- [RECORDED INFORMATION]
______________________________

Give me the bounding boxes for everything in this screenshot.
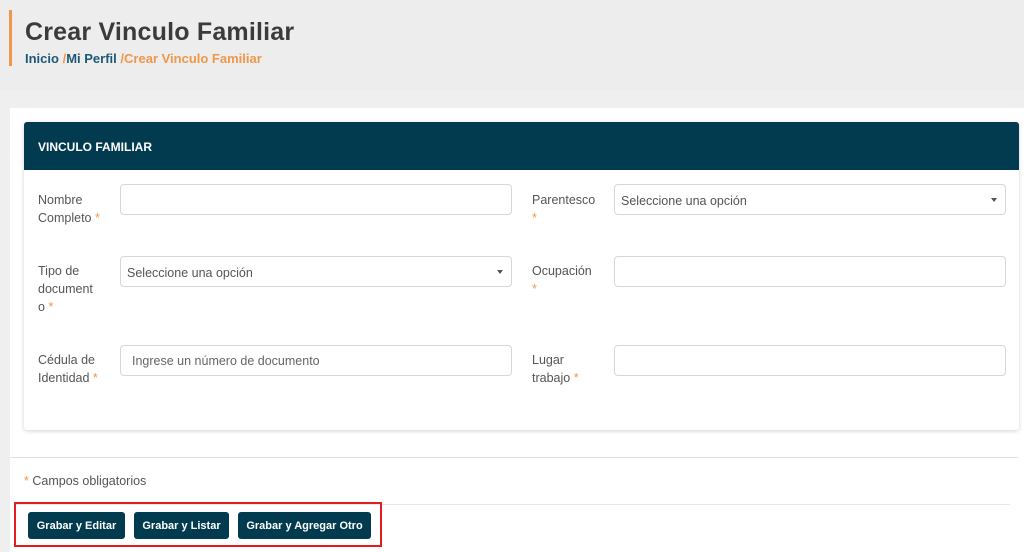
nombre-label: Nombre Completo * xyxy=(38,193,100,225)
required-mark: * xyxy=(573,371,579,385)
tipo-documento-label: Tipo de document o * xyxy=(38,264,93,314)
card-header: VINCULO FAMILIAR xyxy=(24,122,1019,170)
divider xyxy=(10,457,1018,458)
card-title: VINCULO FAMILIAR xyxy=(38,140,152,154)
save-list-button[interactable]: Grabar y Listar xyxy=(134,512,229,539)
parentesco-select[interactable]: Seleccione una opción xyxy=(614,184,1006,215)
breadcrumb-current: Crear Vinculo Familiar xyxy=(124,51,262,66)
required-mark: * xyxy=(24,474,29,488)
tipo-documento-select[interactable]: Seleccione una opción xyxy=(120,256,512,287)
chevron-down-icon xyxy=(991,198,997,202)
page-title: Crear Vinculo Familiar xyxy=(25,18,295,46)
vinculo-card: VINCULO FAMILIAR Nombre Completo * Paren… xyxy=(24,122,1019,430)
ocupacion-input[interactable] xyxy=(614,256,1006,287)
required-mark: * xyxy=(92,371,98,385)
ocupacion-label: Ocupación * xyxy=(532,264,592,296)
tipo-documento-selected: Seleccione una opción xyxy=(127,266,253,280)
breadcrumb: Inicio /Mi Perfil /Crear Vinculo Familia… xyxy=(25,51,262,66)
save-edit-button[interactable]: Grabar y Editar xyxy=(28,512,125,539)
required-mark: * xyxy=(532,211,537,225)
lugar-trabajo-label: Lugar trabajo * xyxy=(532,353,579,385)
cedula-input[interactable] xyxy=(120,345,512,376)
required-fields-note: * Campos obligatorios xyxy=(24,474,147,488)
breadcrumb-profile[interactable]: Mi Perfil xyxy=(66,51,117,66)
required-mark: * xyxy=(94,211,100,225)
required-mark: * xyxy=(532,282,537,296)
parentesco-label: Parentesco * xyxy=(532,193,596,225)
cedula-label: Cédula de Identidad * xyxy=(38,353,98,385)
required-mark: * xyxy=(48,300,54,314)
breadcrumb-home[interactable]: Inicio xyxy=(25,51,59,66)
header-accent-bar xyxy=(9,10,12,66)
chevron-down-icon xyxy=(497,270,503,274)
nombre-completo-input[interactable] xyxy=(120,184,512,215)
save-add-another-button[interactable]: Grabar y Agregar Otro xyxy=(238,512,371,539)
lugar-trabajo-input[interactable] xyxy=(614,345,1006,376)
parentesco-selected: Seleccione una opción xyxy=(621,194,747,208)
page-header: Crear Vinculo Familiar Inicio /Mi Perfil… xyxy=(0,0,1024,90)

______________________________

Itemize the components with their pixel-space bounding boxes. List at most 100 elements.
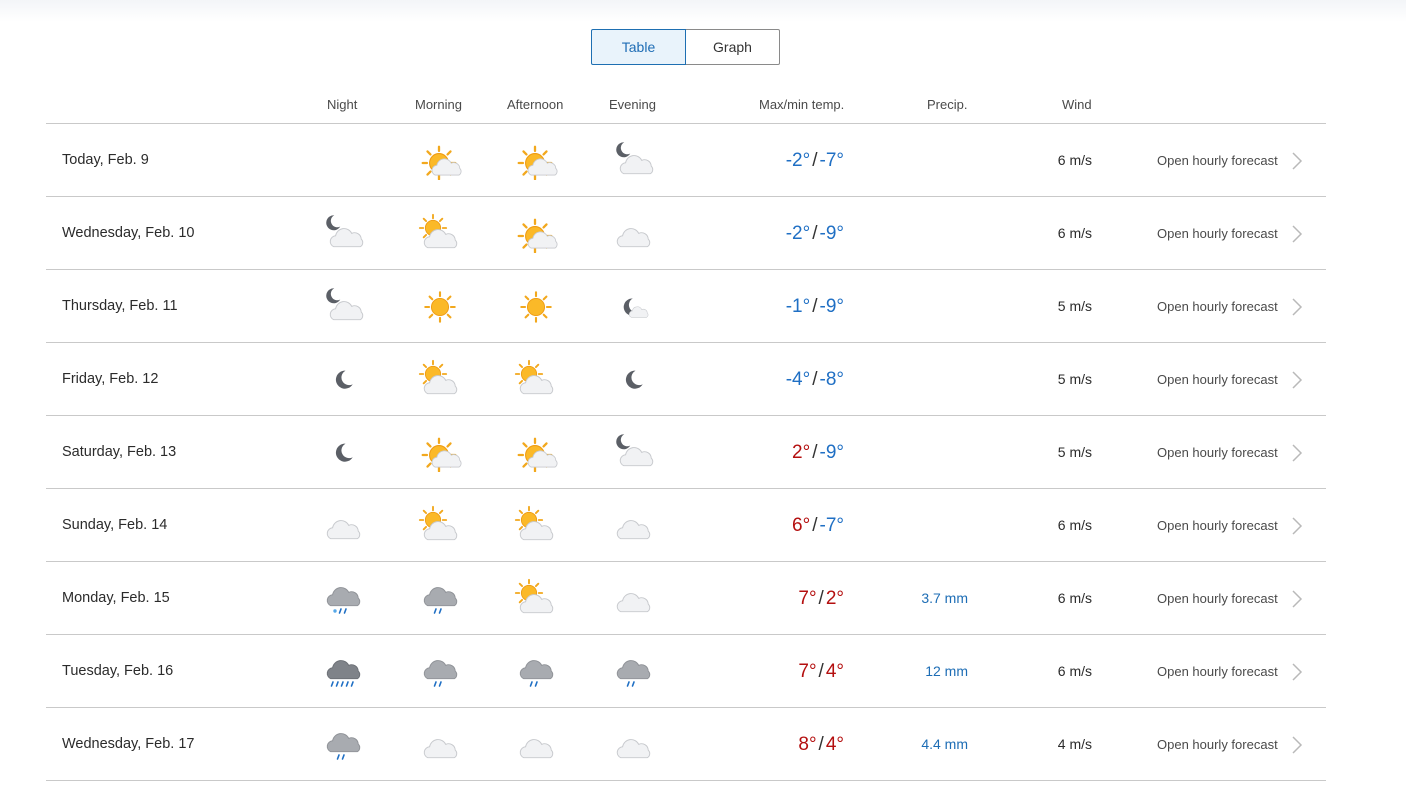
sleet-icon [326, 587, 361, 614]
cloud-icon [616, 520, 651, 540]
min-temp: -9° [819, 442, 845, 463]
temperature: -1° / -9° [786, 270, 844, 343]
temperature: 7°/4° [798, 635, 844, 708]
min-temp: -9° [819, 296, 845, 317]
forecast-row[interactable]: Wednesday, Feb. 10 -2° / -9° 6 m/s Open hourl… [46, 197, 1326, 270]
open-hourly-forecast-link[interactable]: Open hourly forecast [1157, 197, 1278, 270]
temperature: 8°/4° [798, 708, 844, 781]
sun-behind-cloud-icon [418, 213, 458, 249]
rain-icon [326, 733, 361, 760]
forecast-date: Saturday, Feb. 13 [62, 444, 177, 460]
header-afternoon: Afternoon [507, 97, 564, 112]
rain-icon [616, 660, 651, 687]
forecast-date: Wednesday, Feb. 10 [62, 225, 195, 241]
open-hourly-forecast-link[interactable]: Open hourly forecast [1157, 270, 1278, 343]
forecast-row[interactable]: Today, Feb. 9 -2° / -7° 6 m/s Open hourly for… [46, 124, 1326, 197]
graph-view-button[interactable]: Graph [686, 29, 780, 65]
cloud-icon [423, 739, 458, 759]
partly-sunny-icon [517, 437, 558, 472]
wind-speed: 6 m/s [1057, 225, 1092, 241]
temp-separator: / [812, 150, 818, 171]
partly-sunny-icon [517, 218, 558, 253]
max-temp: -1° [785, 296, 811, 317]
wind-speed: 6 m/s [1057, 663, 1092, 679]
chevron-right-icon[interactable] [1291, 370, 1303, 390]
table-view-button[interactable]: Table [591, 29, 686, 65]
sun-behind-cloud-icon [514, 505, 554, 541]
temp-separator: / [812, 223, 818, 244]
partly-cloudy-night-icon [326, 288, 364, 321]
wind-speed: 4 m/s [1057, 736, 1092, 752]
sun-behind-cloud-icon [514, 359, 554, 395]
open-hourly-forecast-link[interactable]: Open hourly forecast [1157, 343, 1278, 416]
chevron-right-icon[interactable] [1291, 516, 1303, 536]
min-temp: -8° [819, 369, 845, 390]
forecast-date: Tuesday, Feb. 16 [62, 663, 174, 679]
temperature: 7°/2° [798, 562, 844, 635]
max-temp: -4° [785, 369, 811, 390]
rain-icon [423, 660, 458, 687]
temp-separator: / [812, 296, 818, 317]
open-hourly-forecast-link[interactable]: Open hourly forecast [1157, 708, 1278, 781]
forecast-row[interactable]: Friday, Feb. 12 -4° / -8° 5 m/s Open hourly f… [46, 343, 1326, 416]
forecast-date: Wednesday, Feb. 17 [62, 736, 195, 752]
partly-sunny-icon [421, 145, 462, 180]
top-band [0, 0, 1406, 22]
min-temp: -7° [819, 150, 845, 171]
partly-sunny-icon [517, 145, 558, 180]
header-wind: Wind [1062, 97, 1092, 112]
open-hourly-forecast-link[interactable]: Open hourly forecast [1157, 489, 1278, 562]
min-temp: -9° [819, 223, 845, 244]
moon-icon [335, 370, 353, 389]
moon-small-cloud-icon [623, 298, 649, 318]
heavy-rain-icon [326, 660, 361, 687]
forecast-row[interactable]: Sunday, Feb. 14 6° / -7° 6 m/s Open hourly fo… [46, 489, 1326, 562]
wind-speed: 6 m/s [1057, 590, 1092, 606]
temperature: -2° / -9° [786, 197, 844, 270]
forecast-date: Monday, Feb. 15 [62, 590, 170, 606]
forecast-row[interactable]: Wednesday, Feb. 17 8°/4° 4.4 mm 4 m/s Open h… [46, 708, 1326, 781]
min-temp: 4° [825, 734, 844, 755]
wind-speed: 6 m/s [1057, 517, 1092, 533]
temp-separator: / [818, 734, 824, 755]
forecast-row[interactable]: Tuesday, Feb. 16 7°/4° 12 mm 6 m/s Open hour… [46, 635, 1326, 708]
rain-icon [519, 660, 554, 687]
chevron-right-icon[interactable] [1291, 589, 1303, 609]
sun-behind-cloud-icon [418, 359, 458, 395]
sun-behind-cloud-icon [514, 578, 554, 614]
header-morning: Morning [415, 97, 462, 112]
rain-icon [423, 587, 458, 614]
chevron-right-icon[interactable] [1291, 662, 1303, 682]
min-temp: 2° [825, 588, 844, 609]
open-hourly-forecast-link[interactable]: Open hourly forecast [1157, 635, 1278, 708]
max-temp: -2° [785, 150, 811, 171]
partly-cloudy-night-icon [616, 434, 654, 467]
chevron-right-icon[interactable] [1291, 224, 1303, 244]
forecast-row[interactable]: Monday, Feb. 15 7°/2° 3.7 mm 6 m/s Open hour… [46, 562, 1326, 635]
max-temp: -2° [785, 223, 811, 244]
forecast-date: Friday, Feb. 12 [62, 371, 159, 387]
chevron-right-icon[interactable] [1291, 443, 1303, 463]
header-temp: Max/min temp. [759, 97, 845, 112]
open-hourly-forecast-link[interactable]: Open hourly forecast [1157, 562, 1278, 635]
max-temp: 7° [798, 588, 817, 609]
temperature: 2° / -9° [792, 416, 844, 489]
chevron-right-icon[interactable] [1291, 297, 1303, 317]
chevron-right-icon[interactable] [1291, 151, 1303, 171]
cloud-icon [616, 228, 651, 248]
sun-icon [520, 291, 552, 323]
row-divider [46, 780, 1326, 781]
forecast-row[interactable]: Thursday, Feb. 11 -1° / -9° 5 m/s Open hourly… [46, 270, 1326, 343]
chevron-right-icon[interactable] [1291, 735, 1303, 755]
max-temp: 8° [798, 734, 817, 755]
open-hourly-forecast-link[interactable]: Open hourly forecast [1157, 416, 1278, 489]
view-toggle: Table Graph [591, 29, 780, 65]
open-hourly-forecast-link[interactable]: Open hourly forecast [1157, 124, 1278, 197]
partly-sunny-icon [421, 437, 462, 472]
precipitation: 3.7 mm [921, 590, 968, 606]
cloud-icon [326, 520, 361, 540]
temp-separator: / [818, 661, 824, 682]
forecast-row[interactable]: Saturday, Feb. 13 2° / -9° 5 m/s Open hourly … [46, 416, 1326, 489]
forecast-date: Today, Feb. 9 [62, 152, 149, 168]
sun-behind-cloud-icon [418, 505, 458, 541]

______________________________

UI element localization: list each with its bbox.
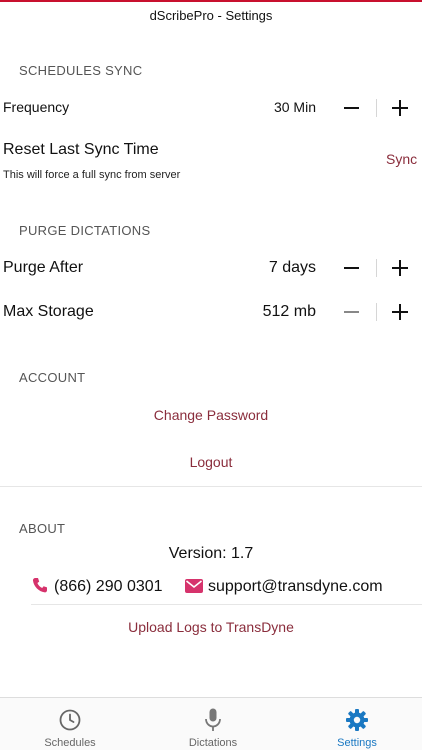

______________________________

- [TASK] Copy the records word for word, starting at the line that contains "Itemize the components" and stopping after the line that contains "forecast-date: Wednesday, Feb. 10". Leave out the picture.

- [THE REPLY]
Itemize the components with their pixel-space bounding boxes. List at most 100 elements.
sleet-icon [326, 587, 361, 614]
cloud-icon [616, 520, 651, 540]
min-temp: -9° [819, 442, 845, 463]
temperature: -1° / -9° [786, 270, 844, 343]
temperature: 7°/4° [798, 635, 844, 708]
min-temp: -9° [819, 296, 845, 317]
forecast-row[interactable]: Wednesday, Feb. 10 -2° / -9° 6 m/s Open hourl… [46, 197, 1326, 270]
open-hourly-forecast-link[interactable]: Open hourly forecast [1157, 197, 1278, 270]
temperature: 8°/4° [798, 708, 844, 781]
sun-behind-cloud-icon [418, 213, 458, 249]
rain-icon [326, 733, 361, 760]
forecast-date: Saturday, Feb. 13 [62, 444, 177, 460]
header-afternoon: Afternoon [507, 97, 564, 112]
rain-icon [616, 660, 651, 687]
forecast-date: Wednesday, Feb. 10 [62, 225, 195, 241]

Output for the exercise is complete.